# YOUR OBJECTIVE
Write out all the material exactly. Leave nothing out.

■ ■ ■ ■ ■

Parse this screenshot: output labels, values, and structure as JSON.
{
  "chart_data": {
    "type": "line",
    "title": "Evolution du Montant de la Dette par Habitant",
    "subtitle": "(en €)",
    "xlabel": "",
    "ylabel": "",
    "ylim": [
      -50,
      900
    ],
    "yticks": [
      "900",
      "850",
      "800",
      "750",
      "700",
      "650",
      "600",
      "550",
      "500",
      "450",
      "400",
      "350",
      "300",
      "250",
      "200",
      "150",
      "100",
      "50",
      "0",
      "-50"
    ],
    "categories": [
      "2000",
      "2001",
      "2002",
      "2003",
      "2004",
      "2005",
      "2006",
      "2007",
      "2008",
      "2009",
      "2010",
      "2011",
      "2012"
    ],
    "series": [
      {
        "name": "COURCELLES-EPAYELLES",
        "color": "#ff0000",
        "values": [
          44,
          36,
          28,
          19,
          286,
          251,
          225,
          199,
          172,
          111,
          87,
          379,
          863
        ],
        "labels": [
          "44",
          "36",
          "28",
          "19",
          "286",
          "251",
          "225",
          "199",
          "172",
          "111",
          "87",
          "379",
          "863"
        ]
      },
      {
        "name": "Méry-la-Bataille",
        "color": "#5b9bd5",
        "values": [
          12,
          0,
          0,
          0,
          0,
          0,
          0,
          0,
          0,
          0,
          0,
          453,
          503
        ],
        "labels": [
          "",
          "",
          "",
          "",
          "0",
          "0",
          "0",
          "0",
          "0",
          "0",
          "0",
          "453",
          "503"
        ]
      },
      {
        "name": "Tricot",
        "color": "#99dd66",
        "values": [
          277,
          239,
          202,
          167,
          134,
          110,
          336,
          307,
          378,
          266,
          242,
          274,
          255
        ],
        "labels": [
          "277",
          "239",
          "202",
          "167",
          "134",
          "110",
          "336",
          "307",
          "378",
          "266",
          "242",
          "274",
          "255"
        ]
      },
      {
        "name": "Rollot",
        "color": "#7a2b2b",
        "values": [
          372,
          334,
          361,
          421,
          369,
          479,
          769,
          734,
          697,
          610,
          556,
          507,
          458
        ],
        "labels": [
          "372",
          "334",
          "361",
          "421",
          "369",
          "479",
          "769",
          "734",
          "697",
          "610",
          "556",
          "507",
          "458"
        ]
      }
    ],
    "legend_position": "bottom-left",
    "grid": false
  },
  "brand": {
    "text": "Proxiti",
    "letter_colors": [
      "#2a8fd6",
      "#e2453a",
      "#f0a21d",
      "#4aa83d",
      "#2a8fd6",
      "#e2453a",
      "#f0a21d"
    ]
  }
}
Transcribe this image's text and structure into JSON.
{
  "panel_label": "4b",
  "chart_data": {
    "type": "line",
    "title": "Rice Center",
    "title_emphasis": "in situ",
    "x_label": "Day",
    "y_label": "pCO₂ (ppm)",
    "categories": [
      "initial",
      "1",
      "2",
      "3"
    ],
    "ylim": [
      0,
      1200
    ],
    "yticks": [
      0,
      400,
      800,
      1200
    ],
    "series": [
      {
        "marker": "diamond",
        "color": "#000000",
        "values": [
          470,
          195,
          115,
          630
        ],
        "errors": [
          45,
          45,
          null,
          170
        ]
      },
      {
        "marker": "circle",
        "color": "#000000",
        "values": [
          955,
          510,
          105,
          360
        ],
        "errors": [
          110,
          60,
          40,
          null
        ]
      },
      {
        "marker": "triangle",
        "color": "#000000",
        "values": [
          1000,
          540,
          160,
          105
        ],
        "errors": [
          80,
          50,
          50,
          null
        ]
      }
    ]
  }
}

■ ■ ■ ■ ■

# ANSWER FOR THIS EXERCISE
Parse this screenshot: output labels, values, and structure as JSON.
{
  "chart_data": {
    "type": "line",
    "title": "Evolution du Montant de la Dette par Habitant",
    "subtitle": "(en €)",
    "xlabel": "",
    "ylabel": "",
    "ylim": [
      -50,
      900
    ],
    "yticks": [
      "900",
      "850",
      "800",
      "750",
      "700",
      "650",
      "600",
      "550",
      "500",
      "450",
      "400",
      "350",
      "300",
      "250",
      "200",
      "150",
      "100",
      "50",
      "0",
      "-50"
    ],
    "categories": [
      "2000",
      "2001",
      "2002",
      "2003",
      "2004",
      "2005",
      "2006",
      "2007",
      "2008",
      "2009",
      "2010",
      "2011",
      "2012"
    ],
    "series": [
      {
        "name": "COURCELLES-EPAYELLES",
        "color": "#ff0000",
        "values": [
          44,
          36,
          28,
          19,
          286,
          251,
          225,
          199,
          172,
          111,
          87,
          379,
          863
        ],
        "labels": [
          "44",
          "36",
          "28",
          "19",
          "286",
          "251",
          "225",
          "199",
          "172",
          "111",
          "87",
          "379",
          "863"
        ]
      },
      {
        "name": "Méry-la-Bataille",
        "color": "#5b9bd5",
        "values": [
          12,
          0,
          0,
          0,
          0,
          0,
          0,
          0,
          0,
          0,
          0,
          453,
          503
        ],
        "labels": [
          "",
          "",
          "",
          "",
          "0",
          "0",
          "0",
          "0",
          "0",
          "0",
          "0",
          "453",
          "503"
        ]
      },
      {
        "name": "Tricot",
        "color": "#99dd66",
        "values": [
          277,
          239,
          202,
          167,
          134,
          110,
          336,
          307,
          378,
          266,
          242,
          274,
          255
        ],
        "labels": [
          "277",
          "239",
          "202",
          "167",
          "134",
          "110",
          "336",
          "307",
          "378",
          "266",
          "242",
          "274",
          "255"
        ]
      },
      {
        "name": "Rollot",
        "color": "#7a2b2b",
        "values": [
          372,
          334,
          361,
          421,
          369,
          479,
          769,
          734,
          697,
          610,
          556,
          507,
          458
        ],
        "labels": [
          "372",
          "334",
          "361",
          "421",
          "369",
          "479",
          "769",
          "734",
          "697",
          "610",
          "556",
          "507",
          "458"
        ]
      }
    ],
    "legend_position": "bottom-left",
    "grid": false
  },
  "brand": {
    "text": "Proxiti",
    "letter_colors": [
      "#2a8fd6",
      "#e2453a",
      "#f0a21d",
      "#4aa83d",
      "#2a8fd6",
      "#e2453a",
      "#f0a21d"
    ]
  }
}
Transcribe this image's text and structure into JSON.
{
  "panel_label": "4b",
  "chart_data": {
    "type": "line",
    "title": "Rice Center",
    "title_emphasis": "in situ",
    "x_label": "Day",
    "y_label": "pCO₂ (ppm)",
    "categories": [
      "initial",
      "1",
      "2",
      "3"
    ],
    "ylim": [
      0,
      1200
    ],
    "yticks": [
      0,
      400,
      800,
      1200
    ],
    "series": [
      {
        "marker": "diamond",
        "color": "#000000",
        "values": [
          470,
          195,
          115,
          630
        ],
        "errors": [
          45,
          45,
          null,
          170
        ]
      },
      {
        "marker": "circle",
        "color": "#000000",
        "values": [
          955,
          510,
          105,
          360
        ],
        "errors": [
          110,
          60,
          40,
          null
        ]
      },
      {
        "marker": "triangle",
        "color": "#000000",
        "values": [
          1000,
          540,
          160,
          105
        ],
        "errors": [
          80,
          50,
          50,
          null
        ]
      }
    ]
  }
}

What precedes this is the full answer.